Alıntı ::
╭──

AB Komisyonu’nun hazırladığı 2024 Genişleme Paketi kapsamında yer alan 96 sayfalık ‘Türkiye Raporu’ kamuoyuyla paylaşıldı.
Raporda AB’nin Türkiye’de temel haklar, demokrasi ve hukukun üstünlüğüne ilişkin kaygılarının devam ettiğinin altı çizilirken, dış politikada Türkiye’nin uyguladığı bazı politikaların AB öncelikleriyle çeliştiği belirtildi. Türkiye ekonomisinin değerlendirildi raporda göç ve sığınmacı politikası doğrultusunda gönüllü geri dönüşlerin hızlandığı aktarıldı.
AB Komisyonu’nun 2024 yılı ‘Türkiye Raporu’
AB Komisyonu’nun kamuoyuyla paylaştığı 2024 Genişletme Paketi kapsamında yer alan 96 sayfalık Türkiye Raporu’nda Türkiye’nin AB için aktif ve önemli bir oyuncu olduğu belirtilirken dış politikada ‘AB’nin Rusya’ya uyguladığı yaptırımlara uyum eksikliği’ ve AB tarafından terör örgütü olarak değerlendirilen Hamas’ı destekleyişinin AB öncelikleriyle uyuşmadığı ifade edildi.
AB Komisyonu’nun raporunda 31 Mart yerel seçimlerinde genel olarak halkın iradesine saygı duyulduğu belirtilirken, Türkiye’de kamu yönetiminin siyasallaştırılması konusunda eleştiride bulunuldu. Raporda konuyla ilgili, “Hükümetin muhalefet partilerinden belediye başkanları üzerindeki baskısı, yerel demokrasiyi zayıflatmaya devam etmiştir. Türkiye’deki sivil toplum kuruluşları, faaliyet gösterme alanının daralması ve sürekli otorite baskısı gibi çeşitli kısıtlamalarla karşılaştıkları zor bir ortamda faaliyet göstermektedir.” ifadeleri kullanıldı.
Raporda Türkiye’nin AİHM kararları değerlendirildi.
AB Komisyonu’nun raporunda yer alan yargı ve temel haklar bölümünde Türkiye’nin Avrupa İnsan Hakları Mahkemesi’nin (AİHM) bazı kararlarını uygulamayı reddetmeye devam ettiğinin altı çizildi. Raporda Türkiye’de hukukun üstünlüğünün, yargı bağımsızlığı ve temel haklardaki durumun kötüye gittiği belirtilerek, “Temel haklar ve hukukun üstünlüğü alanlarında, özellikle yargının bağımsızlığı konusunda ciddi endişeler devam etmektedir. Hukukun üstünlüğü ve temel haklar konusundaki diyalog, AB-Türkiye ilişkilerinin ayrılmaz bir parçasıdır.” değerlendirmesinde bulunuldu.

╰──

Veri kesiti ::
╭──

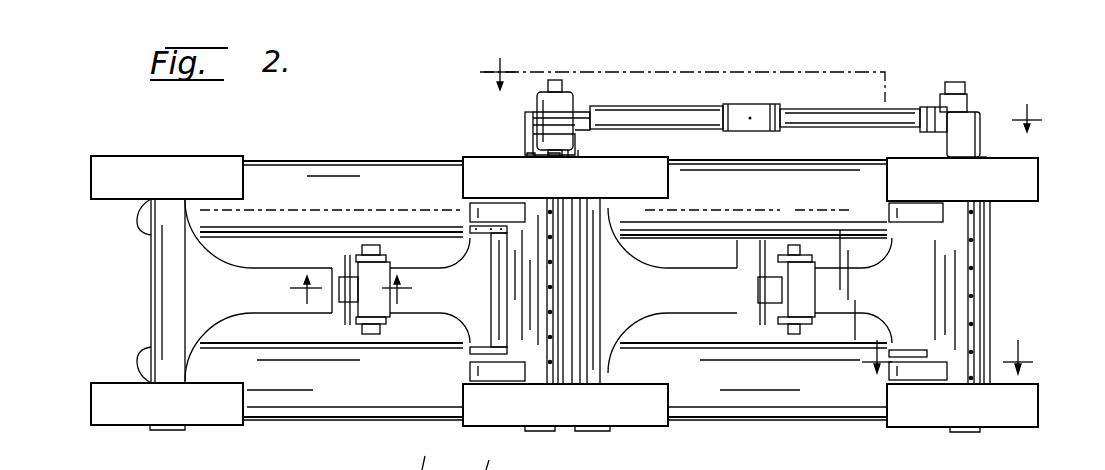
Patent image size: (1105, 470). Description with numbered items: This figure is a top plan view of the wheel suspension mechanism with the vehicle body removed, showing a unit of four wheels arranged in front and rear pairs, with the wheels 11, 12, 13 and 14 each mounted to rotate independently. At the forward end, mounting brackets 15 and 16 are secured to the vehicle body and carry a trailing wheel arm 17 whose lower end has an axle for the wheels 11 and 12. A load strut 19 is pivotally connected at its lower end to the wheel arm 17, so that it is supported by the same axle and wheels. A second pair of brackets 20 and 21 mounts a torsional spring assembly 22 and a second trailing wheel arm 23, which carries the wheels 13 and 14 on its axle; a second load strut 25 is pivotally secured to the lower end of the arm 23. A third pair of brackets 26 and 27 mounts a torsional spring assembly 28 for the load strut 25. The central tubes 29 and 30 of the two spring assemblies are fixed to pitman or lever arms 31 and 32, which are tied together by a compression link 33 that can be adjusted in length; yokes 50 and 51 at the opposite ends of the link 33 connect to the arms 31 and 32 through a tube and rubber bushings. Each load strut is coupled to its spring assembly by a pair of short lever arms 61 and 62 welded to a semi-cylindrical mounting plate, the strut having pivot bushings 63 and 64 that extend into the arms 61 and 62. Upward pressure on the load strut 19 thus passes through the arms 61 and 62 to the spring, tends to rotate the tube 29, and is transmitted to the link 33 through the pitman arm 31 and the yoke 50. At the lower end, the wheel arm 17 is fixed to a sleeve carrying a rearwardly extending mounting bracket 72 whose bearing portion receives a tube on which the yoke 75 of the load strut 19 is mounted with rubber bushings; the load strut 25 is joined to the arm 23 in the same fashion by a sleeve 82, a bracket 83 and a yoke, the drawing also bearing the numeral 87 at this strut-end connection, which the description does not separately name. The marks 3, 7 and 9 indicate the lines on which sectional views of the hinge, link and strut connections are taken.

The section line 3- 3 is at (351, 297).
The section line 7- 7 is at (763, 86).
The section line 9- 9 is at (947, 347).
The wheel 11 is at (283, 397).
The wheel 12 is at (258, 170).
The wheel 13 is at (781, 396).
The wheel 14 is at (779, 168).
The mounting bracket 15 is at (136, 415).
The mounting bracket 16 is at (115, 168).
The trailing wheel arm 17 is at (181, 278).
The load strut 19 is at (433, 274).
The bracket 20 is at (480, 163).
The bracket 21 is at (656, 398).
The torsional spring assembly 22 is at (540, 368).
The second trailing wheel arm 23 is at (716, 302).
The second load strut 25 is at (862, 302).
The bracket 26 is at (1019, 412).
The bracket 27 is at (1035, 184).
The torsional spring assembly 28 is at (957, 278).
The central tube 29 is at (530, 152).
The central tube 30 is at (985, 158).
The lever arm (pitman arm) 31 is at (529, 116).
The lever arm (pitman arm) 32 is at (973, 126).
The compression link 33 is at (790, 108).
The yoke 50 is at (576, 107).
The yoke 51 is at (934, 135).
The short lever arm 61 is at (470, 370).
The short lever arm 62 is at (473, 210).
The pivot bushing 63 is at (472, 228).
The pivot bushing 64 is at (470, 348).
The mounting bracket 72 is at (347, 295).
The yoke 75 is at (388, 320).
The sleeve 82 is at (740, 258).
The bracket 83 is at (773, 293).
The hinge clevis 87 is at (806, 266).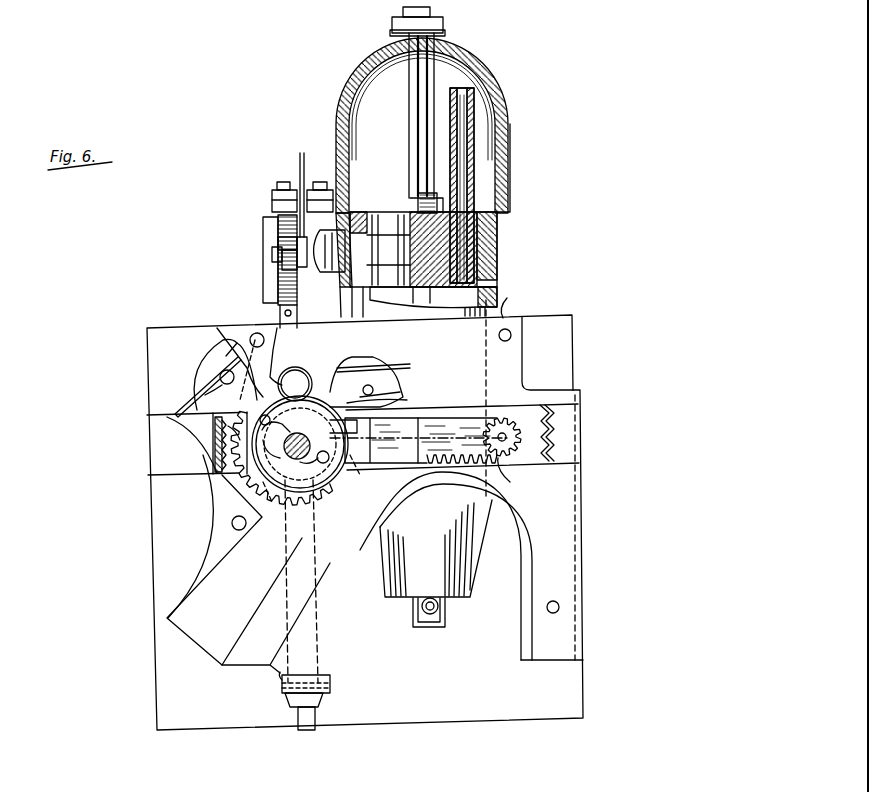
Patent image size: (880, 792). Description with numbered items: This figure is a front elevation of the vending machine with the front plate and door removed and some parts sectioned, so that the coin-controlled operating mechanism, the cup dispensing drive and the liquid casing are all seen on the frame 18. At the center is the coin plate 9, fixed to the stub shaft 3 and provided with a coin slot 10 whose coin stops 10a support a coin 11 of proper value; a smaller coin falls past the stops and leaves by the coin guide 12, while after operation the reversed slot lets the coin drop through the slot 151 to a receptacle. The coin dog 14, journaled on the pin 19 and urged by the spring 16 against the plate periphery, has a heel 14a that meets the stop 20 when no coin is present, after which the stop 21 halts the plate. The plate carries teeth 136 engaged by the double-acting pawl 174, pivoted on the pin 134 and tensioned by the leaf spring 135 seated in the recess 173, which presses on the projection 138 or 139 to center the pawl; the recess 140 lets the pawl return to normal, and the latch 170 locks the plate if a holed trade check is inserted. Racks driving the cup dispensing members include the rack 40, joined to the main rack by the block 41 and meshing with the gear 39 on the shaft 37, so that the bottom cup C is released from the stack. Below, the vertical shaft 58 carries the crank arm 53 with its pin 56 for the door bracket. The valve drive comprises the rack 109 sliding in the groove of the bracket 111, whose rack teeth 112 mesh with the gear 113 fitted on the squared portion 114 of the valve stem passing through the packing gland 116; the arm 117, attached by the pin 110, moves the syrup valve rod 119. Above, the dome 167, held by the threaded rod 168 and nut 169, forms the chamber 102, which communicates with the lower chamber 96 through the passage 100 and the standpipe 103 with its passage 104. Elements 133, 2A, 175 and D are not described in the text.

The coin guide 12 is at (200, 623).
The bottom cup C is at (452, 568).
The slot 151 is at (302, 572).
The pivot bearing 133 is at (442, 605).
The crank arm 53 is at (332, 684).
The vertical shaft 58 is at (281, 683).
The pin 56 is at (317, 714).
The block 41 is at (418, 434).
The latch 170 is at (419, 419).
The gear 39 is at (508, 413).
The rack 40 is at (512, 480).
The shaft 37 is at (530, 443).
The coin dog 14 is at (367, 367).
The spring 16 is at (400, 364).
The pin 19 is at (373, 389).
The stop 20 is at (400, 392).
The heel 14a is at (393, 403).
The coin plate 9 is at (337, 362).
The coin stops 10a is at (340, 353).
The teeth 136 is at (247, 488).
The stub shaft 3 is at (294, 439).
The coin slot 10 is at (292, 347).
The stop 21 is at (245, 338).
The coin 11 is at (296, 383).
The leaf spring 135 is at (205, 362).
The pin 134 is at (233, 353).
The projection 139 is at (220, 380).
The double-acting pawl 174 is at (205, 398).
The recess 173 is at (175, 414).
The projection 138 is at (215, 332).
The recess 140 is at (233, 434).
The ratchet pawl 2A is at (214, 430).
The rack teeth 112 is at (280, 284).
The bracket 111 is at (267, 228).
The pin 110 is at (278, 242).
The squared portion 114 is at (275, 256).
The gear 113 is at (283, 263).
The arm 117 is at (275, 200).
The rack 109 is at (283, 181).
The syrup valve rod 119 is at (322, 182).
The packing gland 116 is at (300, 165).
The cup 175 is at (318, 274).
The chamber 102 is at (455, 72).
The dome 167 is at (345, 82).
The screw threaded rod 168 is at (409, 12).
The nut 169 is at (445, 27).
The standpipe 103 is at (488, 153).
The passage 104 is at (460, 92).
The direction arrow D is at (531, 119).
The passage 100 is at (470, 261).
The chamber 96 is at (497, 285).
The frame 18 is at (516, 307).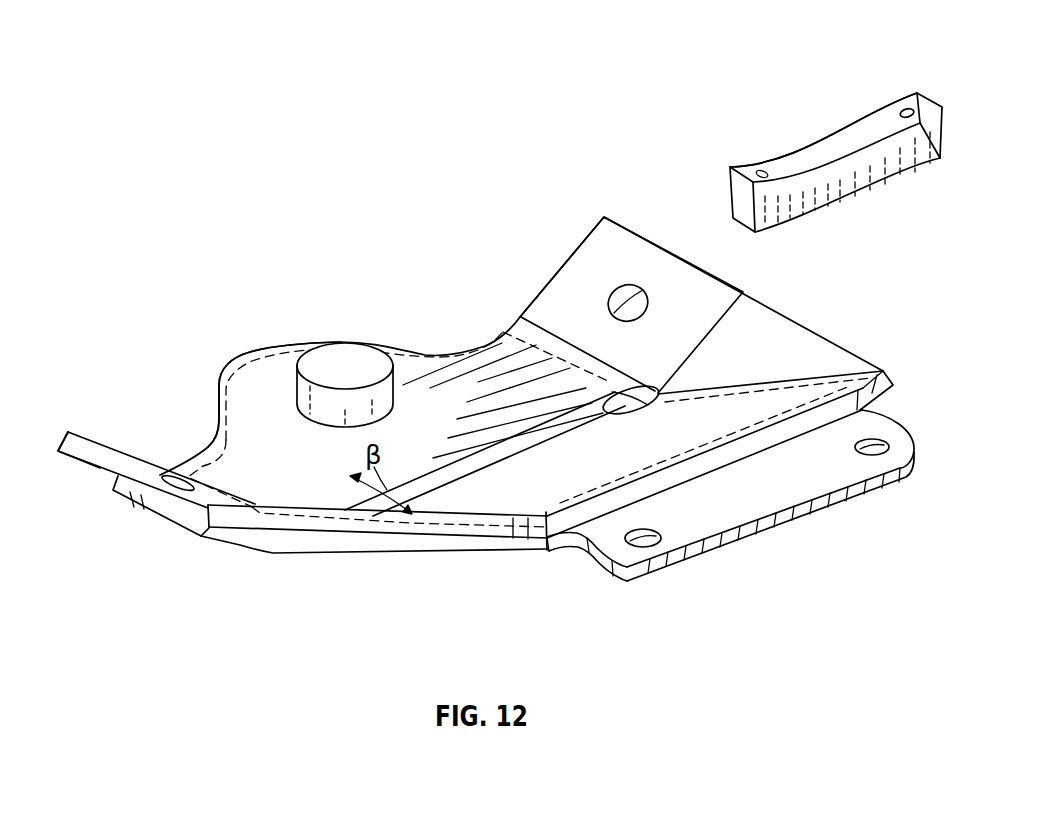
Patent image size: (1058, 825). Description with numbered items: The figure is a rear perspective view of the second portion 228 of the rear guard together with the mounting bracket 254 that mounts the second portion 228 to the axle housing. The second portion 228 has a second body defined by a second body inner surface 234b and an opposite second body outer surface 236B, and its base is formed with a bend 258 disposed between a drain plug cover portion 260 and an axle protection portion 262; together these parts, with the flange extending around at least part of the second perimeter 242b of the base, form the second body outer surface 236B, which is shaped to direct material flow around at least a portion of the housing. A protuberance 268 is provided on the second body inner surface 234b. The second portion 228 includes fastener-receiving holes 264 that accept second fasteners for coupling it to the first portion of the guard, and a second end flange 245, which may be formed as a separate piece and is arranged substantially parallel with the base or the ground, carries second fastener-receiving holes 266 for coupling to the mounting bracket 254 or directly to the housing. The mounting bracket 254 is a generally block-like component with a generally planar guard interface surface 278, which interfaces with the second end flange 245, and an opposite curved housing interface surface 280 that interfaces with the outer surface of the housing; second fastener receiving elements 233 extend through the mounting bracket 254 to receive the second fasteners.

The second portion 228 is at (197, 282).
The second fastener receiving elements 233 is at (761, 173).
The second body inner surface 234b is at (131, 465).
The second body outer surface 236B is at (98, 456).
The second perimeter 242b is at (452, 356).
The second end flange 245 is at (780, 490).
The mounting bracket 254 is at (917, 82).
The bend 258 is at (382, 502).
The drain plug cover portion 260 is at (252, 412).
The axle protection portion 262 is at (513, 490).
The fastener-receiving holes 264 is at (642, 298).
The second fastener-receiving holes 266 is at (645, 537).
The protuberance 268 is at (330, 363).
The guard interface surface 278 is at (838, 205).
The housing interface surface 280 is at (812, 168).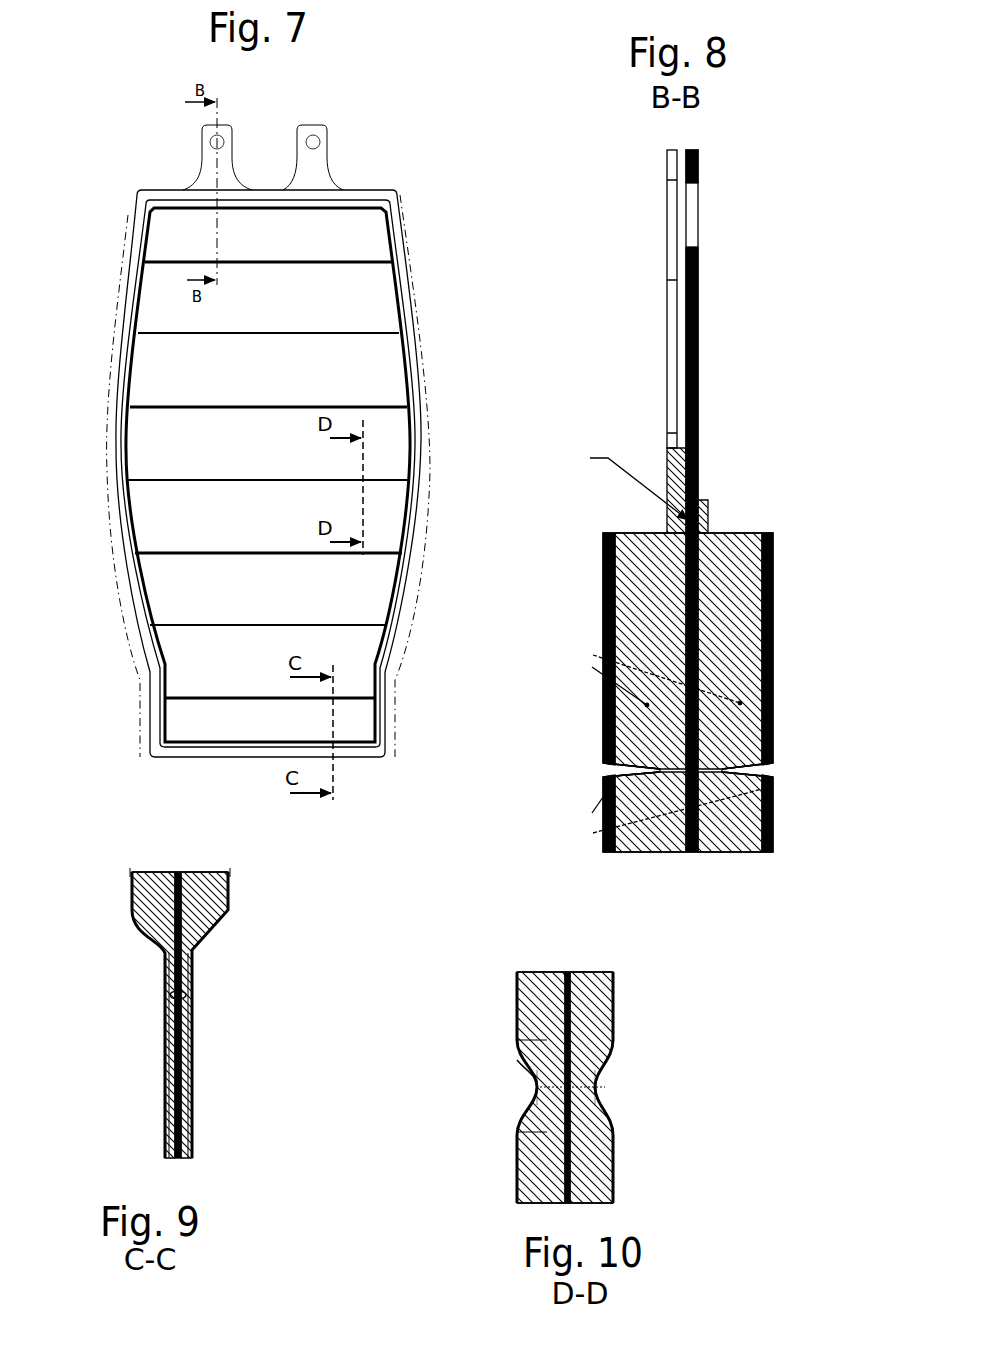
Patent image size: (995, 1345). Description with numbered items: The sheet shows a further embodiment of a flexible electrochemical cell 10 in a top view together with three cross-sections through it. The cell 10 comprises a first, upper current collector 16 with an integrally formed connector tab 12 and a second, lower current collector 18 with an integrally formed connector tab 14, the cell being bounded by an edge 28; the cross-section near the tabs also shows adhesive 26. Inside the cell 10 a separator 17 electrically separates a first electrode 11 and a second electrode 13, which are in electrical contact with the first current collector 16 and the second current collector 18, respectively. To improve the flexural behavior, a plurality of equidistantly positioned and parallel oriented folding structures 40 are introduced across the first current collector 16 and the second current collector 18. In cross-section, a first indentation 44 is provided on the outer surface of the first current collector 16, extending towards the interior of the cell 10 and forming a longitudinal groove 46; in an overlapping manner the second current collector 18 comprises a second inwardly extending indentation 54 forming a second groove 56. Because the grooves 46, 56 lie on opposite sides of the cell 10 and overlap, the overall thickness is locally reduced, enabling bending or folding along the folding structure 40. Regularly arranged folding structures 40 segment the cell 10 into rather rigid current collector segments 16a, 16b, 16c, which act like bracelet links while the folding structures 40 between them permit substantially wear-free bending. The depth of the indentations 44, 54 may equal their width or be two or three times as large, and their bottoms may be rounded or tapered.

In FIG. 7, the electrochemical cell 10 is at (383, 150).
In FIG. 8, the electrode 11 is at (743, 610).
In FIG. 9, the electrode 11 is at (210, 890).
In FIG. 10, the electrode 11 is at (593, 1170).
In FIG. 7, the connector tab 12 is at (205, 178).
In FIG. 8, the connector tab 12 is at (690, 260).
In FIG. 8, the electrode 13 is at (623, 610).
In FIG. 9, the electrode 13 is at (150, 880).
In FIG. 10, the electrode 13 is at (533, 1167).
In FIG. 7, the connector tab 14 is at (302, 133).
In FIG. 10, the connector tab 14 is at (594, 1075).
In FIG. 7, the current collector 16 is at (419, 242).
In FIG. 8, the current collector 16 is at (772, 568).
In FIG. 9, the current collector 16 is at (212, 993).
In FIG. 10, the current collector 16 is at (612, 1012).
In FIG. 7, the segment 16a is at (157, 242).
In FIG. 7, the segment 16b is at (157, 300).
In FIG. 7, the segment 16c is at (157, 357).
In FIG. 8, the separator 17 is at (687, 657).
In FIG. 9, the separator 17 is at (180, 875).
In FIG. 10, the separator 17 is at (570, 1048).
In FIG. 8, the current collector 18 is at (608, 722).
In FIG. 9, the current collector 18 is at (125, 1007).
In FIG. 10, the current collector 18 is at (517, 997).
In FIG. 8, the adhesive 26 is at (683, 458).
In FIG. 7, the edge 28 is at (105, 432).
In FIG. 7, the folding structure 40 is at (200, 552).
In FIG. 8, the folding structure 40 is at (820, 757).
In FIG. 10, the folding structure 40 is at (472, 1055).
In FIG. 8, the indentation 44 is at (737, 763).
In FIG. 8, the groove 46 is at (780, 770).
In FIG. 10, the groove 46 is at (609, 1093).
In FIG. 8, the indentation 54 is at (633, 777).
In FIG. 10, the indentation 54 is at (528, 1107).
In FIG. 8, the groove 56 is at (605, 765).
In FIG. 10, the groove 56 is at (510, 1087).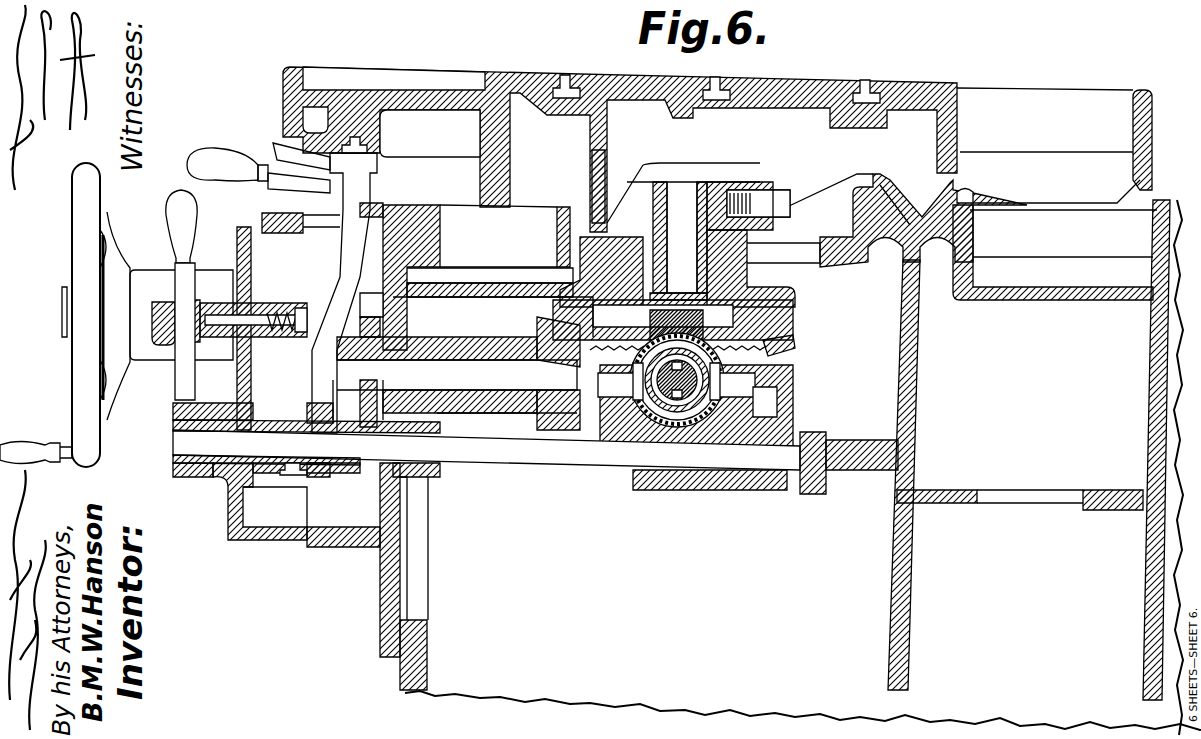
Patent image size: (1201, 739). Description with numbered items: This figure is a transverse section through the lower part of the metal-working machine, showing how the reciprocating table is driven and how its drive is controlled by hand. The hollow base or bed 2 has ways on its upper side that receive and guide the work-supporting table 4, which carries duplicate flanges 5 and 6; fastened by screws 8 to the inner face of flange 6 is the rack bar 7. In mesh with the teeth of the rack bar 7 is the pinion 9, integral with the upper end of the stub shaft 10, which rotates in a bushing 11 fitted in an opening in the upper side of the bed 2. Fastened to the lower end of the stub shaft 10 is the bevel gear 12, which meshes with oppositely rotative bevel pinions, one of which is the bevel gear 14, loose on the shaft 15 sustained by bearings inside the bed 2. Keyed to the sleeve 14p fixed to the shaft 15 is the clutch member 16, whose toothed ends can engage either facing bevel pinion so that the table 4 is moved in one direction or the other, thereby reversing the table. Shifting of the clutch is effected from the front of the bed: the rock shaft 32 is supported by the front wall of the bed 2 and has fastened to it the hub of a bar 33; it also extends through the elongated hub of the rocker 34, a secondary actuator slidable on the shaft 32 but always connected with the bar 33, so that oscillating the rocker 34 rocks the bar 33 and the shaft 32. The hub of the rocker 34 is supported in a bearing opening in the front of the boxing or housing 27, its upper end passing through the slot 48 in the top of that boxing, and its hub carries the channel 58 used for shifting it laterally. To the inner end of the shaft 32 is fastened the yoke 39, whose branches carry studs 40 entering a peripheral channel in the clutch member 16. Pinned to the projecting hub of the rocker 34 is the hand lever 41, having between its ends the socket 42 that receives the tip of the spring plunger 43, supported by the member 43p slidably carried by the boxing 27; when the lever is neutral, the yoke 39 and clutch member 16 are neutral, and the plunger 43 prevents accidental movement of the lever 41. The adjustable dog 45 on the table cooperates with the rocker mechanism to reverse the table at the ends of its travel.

╰──

Alıntıya göre, Türkiye'nin dış politikasında AB öncelikleriyle uyuşmadığı belirtilen iki husus nedir?

Alıştırma yanıtı ::
AB'nin Rusya'ya uyguladığı yaptırımlara uyum eksikliği ve AB tarafından terör örgütü olarak değerlendirilen Hamas'ın desteklenmesi.